> _Tasks and exercises_:
A. In the interview excerpt about life in China during the pandemic, what reason do restaurants give for refusing to sell people food?
B. Carry on the interview excerpt about life in China during the pandemic, starting after its last sentence.

[[ Selected extract, beginning ]]

China is a good place to live actually, when everything is okay. If not for the coronavirus situation we’re having now, China is a really good place to live and to study.
But since the pandemic started, I can say that I’ve experienced some racism.
What has your experience in China been like since the pandemic started?
Some people here, their landlord told them to move out of their house without prior notice. The landlord can come and say, “Move out of my house,” and they have to move the same day. Some people came here for business and got trapped in China because of the coronavirus. They have to stay here and they can’t stay in a hotel because the hotel doesn’t want them anymore. Some people are living in the streets. Some people want to go to restaurants, but they can’t buy food because the restaurants tell them, “We’re not selling you food because you are Black.” That’s the problem.

[[ Selected extract, end ]]
[[ Supplied information, beginning ]]

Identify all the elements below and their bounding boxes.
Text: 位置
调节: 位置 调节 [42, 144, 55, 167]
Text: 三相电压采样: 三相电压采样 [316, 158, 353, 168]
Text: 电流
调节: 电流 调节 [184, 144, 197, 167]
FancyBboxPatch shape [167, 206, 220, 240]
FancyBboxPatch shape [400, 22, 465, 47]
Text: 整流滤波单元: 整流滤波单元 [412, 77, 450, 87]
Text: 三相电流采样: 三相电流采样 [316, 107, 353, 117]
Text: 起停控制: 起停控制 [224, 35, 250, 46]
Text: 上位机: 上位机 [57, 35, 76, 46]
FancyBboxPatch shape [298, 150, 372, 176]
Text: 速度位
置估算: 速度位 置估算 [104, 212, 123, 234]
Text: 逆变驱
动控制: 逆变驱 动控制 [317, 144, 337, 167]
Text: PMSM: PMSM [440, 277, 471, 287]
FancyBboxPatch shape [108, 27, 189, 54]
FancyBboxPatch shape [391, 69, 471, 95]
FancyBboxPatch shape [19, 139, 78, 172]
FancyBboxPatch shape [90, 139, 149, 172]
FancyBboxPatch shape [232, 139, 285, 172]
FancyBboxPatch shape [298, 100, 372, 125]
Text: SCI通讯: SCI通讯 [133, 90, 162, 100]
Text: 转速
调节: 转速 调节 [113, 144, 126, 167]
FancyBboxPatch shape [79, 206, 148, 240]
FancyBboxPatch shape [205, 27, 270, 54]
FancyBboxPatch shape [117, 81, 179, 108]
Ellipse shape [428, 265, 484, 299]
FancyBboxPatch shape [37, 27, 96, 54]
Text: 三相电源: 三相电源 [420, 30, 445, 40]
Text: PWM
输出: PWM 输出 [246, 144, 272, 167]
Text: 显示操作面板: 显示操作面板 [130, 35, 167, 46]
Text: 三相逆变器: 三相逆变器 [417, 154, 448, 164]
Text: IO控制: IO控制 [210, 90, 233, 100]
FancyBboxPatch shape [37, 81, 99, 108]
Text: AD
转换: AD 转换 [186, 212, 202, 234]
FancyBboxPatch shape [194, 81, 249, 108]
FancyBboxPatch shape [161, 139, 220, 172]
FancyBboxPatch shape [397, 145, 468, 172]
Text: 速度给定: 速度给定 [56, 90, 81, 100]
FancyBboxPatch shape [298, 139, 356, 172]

[[ Supplied information, end ]]

> _Task answers_:
A. They say it is because the people are Black.

B.
I think there is a miscommunication about the whole situation. The authorities say there are some imported cases, that some people have brought the virus to China. But I don’t think they tell them clearly what’s happening, because most of the people who are coming back to China are Chinese citizens who were living in other countries. When the coronavirus started in Europe and America, they tried to come back home.
But the thing we can’t understand is why they’re saying that Black people are the ones bringing them the coronavirus. That’s what we’re trying to understand. In some buildings, they ask Black people to be quarantined but other foreigners are free to go anywhere they want.
Tell me about your quarantine situation.
We all tested negative. And now they’re asking all of us to be quarantined, so we’re under quarantine for 14 days. But there are some people living here in my city, they are foreigners but they are free to go anywhere they want. That’s what we’re trying to understand, but we don’t know why. They only asked us, people from Africa, to be quarantined.
Why do you think they’re only discriminating against people from Africa?
I think the government has to tell them that not only Africans are bringing the virus to China. I don’t really know what’s going on, but we noticed that only Africans have to be quarantined and people from Europe and America, they’re free to do whatever they want. That’s the situation. I don’t know why they’re doing this. Because the coronavirus isn’t about race. It’s about all of us. If there are rules, the rules have to be for all of us. Not only for people from Africa. It’s okay that we have to be in quarantine, but why only people from Africa? That is the main question.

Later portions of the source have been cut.